Collected data entries
>> Start
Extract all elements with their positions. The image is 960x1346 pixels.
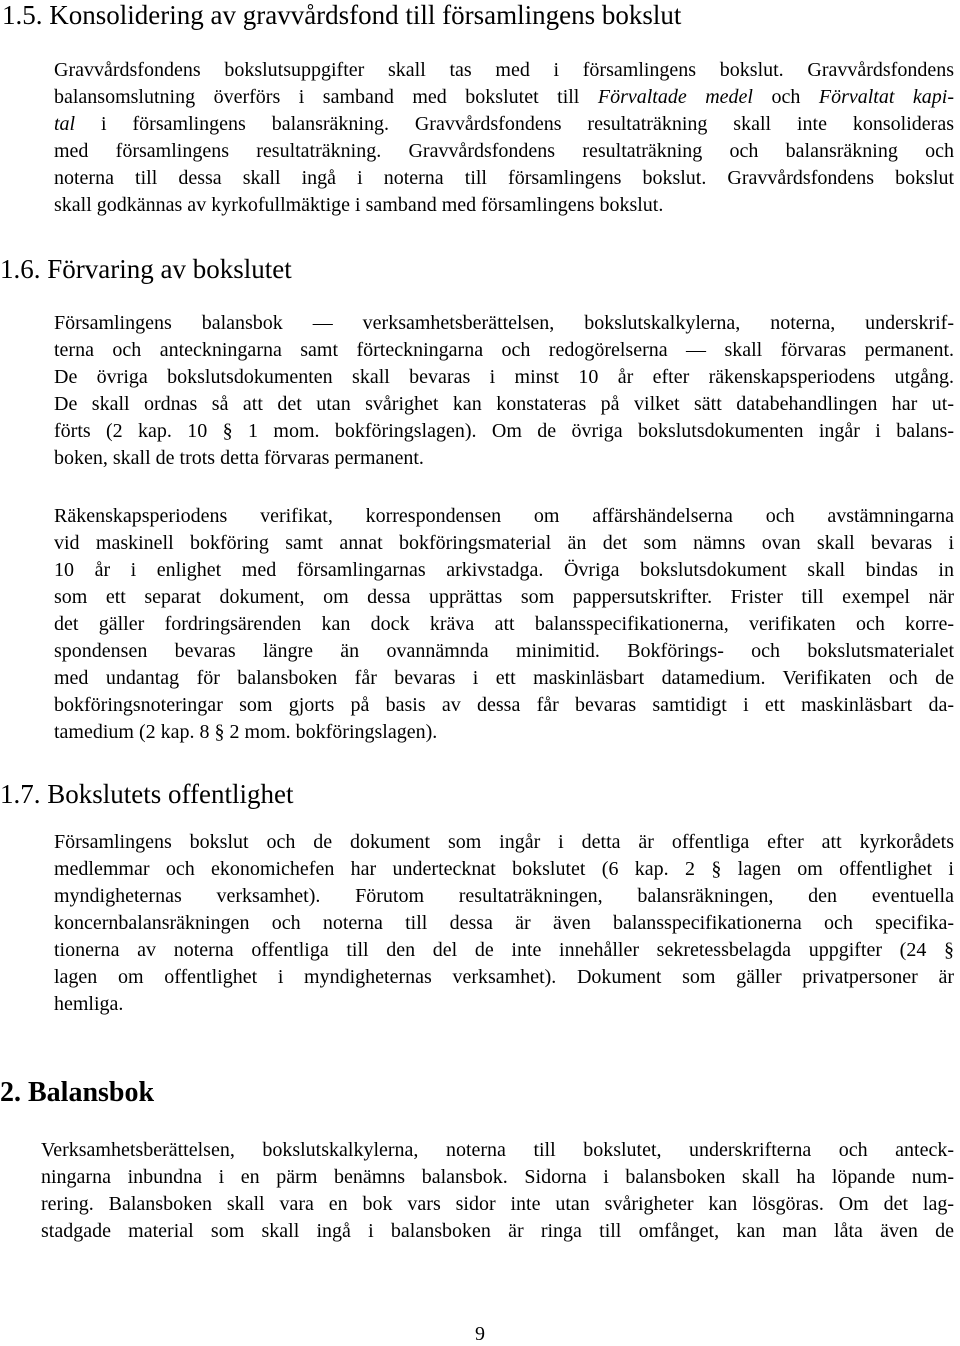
page-number: 9 <box>475 1323 485 1345</box>
italic-term: Förvaltat kapi- <box>818 86 954 108</box>
paragraph-line: noterna till dessa skall ingå i noterna till församlingens bokslut. Gravvårdsfondens bokslut <box>54 167 954 189</box>
paragraph-line: medlemmar och ekonomichefen har undertecknat bokslutet (6 kap. 2 § lagen om offentlighet i <box>54 858 954 880</box>
paragraph-line: stadgade material som skall ingå i balansboken är ringa till omfånget, kan man låta även de <box>41 1220 954 1242</box>
paragraph-line: Gravvårdsfondens bokslutsuppgifter skall tas med i församlingens bokslut. Gravvårdsfondens <box>54 59 954 81</box>
paragraph-line: Verksamhetsberättelsen, bokslutskalkylerna, noterna till bokslutet, underskrifterna och anteck- <box>41 1139 954 1161</box>
paragraph-line: boken, skall de trots detta förvaras permanent. <box>54 447 424 469</box>
paragraph-line: Församlingens bokslut och de dokument som ingår i detta är offentliga efter att kyrkorådets <box>54 831 954 853</box>
paragraph-1-6-a <box>54 310 954 472</box>
paragraph-line: hemliga. <box>54 993 124 1015</box>
italic-term: Förvaltade medel <box>597 86 753 108</box>
paragraph-balansbok <box>41 1137 954 1245</box>
paragraph-line: spondensen bevaras längre än ovannämnda minimitid. Bokförings- och bokslutsmaterialet <box>54 640 954 662</box>
paragraph-1-7 <box>54 829 954 1018</box>
chapter-heading-balansbok: 2. Balansbok <box>0 1077 155 1108</box>
section-heading-1-7: 1.7. Bokslutets offentlighet <box>0 779 294 809</box>
paragraph-line: med undantag för balansboken får bevaras i ett maskinläsbart datamedium. Verifikaten och de <box>54 667 954 689</box>
paragraph-line: 10 år i enlighet med församlingarnas arkivstadga. Övriga bokslutsdokument skall bindas in <box>54 559 954 581</box>
paragraph-line: vid maskinell bokföring samt annat bokföringsmaterial än det som nämns ovan skall bevaras i <box>54 532 954 554</box>
paragraph-line: Församlingens balansbok — verksamhetsberättelsen, bokslutskalkylerna, noterna, underskrif- <box>54 312 954 334</box>
paragraph-line: det gäller fordringsärenden kan dock kräva att balansspecifikationerna, verifikaten och korre- <box>54 613 954 635</box>
italic-term: tal <box>54 113 76 135</box>
paragraph-line: De skall ordnas så att det utan svårighet kan konstateras på vilket sätt databehandlingen har ut- <box>54 393 954 415</box>
paragraph-line: myndigheternas verksamhet). Förutom resultaträkningen, balansräkningen, den eventuella <box>54 885 954 907</box>
paragraph-line: Räkenskapsperiodens verifikat, korrespondensen om affärshändelserna och avstämningarna <box>54 505 954 527</box>
paragraph-line: som ett separat dokument, om dessa upprättas som pappersutskrifter. Frister till exempel när <box>54 586 954 608</box>
paragraph-1-6-b <box>54 503 954 746</box>
paragraph-line: ningarna inbundna i en pärm benämns balansbok. Sidorna i balansboken skall ha löpande num- <box>41 1166 954 1188</box>
paragraph-line: med församlingens resultaträkning. Gravvårdsfondens resultaträkning och balansräkning och <box>54 140 954 162</box>
paragraph-line: bokföringsnoteringar som gjorts på basis av dessa får bevaras samtidigt i ett maskinläsbart da- <box>54 694 954 716</box>
paragraph-line: rering. Balansboken skall vara en bok vars sidor inte utan svårigheter kan lösgöras. Om det lag- <box>41 1193 954 1215</box>
section-heading-1-6: 1.6. Förvaring av bokslutet <box>0 254 292 284</box>
paragraph-line: balansomslutning överförs i samband med bokslutet till Förvaltade medel och Förvaltat kapi- <box>54 86 954 108</box>
paragraph-line: skall godkännas av kyrkofullmäktige i samband med församlingens bokslut. <box>54 194 664 216</box>
paragraph-line: terna och anteckningarna samt förteckningarna och redogörelserna — skall förvaras permanent. <box>54 339 954 361</box>
paragraph-line: lagen om offentlighet i myndigheternas verksamhet). Dokument som gäller privatpersoner är <box>54 966 954 988</box>
paragraph-line: tal i församlingens balansräkning. Gravvårdsfondens resultaträkning skall inte konsolideras <box>54 113 954 135</box>
section-heading-1-5: 1.5. Konsolidering av gravvårdsfond till församlingens bokslut <box>2 0 682 30</box>
paragraph-line: förts (2 kap. 10 § 1 mom. bokföringslagen). Om de övriga bokslutsdokumenten ingår i balans- <box>54 420 954 442</box>
paragraph-line: koncernbalansräkningen och noterna till dessa är även balansspecifikationerna och specifika- <box>54 912 954 934</box>
paragraph-line: De övriga bokslutsdokumenten skall bevaras i minst 10 år efter räkenskapsperiodens utgång. <box>54 366 954 388</box>
paragraph-line: tionerna av noterna offentliga till den del de inte innehåller sekretessbelagda uppgifter (24 § <box>54 939 954 961</box>
paragraph-line: tamedium (2 kap. 8 § 2 mom. bokföringslagen). <box>54 721 438 743</box>
paragraph-1-5 <box>54 57 954 219</box>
>> End
- _Required work_:
Format every line of the listing above as a Markdown table with the columns "No." and "Line", giving each line its row number and leaving out blank lines and pictures.

- _The answer_:
| No. | Line |
|---|---|
| 1 | Extract all elements with their positions. The image is 960x1346 pixels. |
| 2 | page-number: 9 <box>475 1323 485 1345</box> |
| 3 | italic-term: Förvaltat kapi- <box>818 86 954 108</box> |
| 4 | paragraph-line: noterna till dessa skall ingå i noterna till församlingens bokslut. Gravvårdsfondens bokslut <box>54 167 954 189</box> |
| 5 | paragraph-line: medlemmar och ekonomichefen har undertecknat bokslutet (6 kap. 2 § lagen om offentlighet i <box>54 858 954 880</box> |
| 6 | paragraph-line: stadgade material som skall ingå i balansboken är ringa till omfånget, kan man låta även de <box>41 1220 954 1242</box> |
| 7 | paragraph-line: Gravvårdsfondens bokslutsuppgifter skall tas med i församlingens bokslut. Gravvårdsfondens <box>54 59 954 81</box> |
| 8 | paragraph-line: Verksamhetsberättelsen, bokslutskalkylerna, noterna till bokslutet, underskrifterna och anteck- <box>41 1139 954 1161</box> |
| 9 | paragraph-line: boken, skall de trots detta förvaras permanent. <box>54 447 424 469</box> |
| 10 | paragraph-line: Församlingens bokslut och de dokument som ingår i detta är offentliga efter att kyrkorådets <box>54 831 954 853</box> |
| 11 | paragraph-1-6-a <box>54 310 954 472</box> |
| 12 | paragraph-line: hemliga. <box>54 993 124 1015</box> |
| 13 | italic-term: Förvaltade medel <box>597 86 753 108</box> |
| 14 | paragraph-balansbok <box>41 1137 954 1245</box> |
| 15 | paragraph-line: spondensen bevaras längre än ovannämnda minimitid. Bokförings- och bokslutsmaterialet <box>54 640 954 662</box> |
| 16 | paragraph-1-7 <box>54 829 954 1018</box> |
| 17 | chapter-heading-balansbok: 2. Balansbok <box>0 1077 155 1108</box> |
| 18 | section-heading-1-7: 1.7. Bokslutets offentlighet <box>0 779 294 809</box> |
| 19 | paragraph-line: med undantag för balansboken får bevaras i ett maskinläsbart datamedium. Verifikaten och de <box>54 667 954 689</box> |
| 20 | paragraph-line: 10 år i enlighet med församlingarnas arkivstadga. Övriga bokslutsdokument skall bindas in <box>54 559 954 581</box> |
| 21 | paragraph-line: vid maskinell bokföring samt annat bokföringsmaterial än det som nämns ovan skall bevaras i <box>54 532 954 554</box> |
| 22 | paragraph-line: Församlingens balansbok — verksamhetsberättelsen, bokslutskalkylerna, noterna, underskrif- <box>54 312 954 334</box> |
| 23 | paragraph-line: det gäller fordringsärenden kan dock kräva att balansspecifikationerna, verifikaten och korre- <box>54 613 954 635</box> |
| 24 | italic-term: tal <box>54 113 76 135</box> |
| 25 | paragraph-line: De skall ordnas så att det utan svårighet kan konstateras på vilket sätt databehandlingen har ut- <box>54 393 954 415</box> |
| 26 | paragraph-line: myndigheternas verksamhet). Förutom resultaträkningen, balansräkningen, den eventuella <box>54 885 954 907</box> |
| 27 | paragraph-line: Räkenskapsperiodens verifikat, korrespondensen om affärshändelserna och avstämningarna <box>54 505 954 527</box> |
| 28 | paragraph-line: som ett separat dokument, om dessa upprättas som pappersutskrifter. Frister till exempel när <box>54 586 954 608</box> |
| 29 | paragraph-1-6-b <box>54 503 954 746</box> |
| 30 | paragraph-line: ningarna inbundna i en pärm benämns balansbok. Sidorna i balansboken skall ha löpande num- <box>41 1166 954 1188</box> |
| 31 | paragraph-line: med församlingens resultaträkning. Gravvårdsfondens resultaträkning och balansräkning och <box>54 140 954 162</box> |
| 32 | paragraph-line: bokföringsnoteringar som gjorts på basis av dessa får bevaras samtidigt i ett maskinläsbart da- <box>54 694 954 716</box> |
| 33 | paragraph-line: rering. Balansboken skall vara en bok vars sidor inte utan svårigheter kan lösgöras. Om det lag- <box>41 1193 954 1215</box> |
| 34 | section-heading-1-6: 1.6. Förvaring av bokslutet <box>0 254 292 284</box> |
| 35 | paragraph-line: balansomslutning överförs i samband med bokslutet till Förvaltade medel och Förvaltat kapi- <box>54 86 954 108</box> |
| 36 | paragraph-line: skall godkännas av kyrkofullmäktige i samband med församlingens bokslut. <box>54 194 664 216</box> |
| 37 | paragraph-line: terna och anteckningarna samt förteckningarna och redogörelserna — skall förvaras permanent. <box>54 339 954 361</box> |
| 38 | paragraph-line: lagen om offentlighet i myndigheternas verksamhet). Dokument som gäller privatpersoner är <box>54 966 954 988</box> |
| 39 | paragraph-line: tal i församlingens balansräkning. Gravvårdsfondens resultaträkning skall inte konsolideras <box>54 113 954 135</box> |
| 40 | section-heading-1-5: 1.5. Konsolidering av gravvårdsfond till församlingens bokslut <box>2 0 682 30</box> |
| 41 | paragraph-line: förts (2 kap. 10 § 1 mom. bokföringslagen). Om de övriga bokslutsdokumenten ingår i balans- <box>54 420 954 442</box> |
| 42 | paragraph-line: koncernbalansräkningen och noterna till dessa är även balansspecifikationerna och specifika- <box>54 912 954 934</box> |
| 43 | paragraph-line: De övriga bokslutsdokumenten skall bevaras i minst 10 år efter räkenskapsperiodens utgång. <box>54 366 954 388</box> |
| 44 | paragraph-line: tionerna av noterna offentliga till den del de inte innehåller sekretessbelagda uppgifter (24 § <box>54 939 954 961</box> |
| 45 | paragraph-line: tamedium (2 kap. 8 § 2 mom. bokföringslagen). <box>54 721 438 743</box> |
| 46 | paragraph-1-5 <box>54 57 954 219</box> |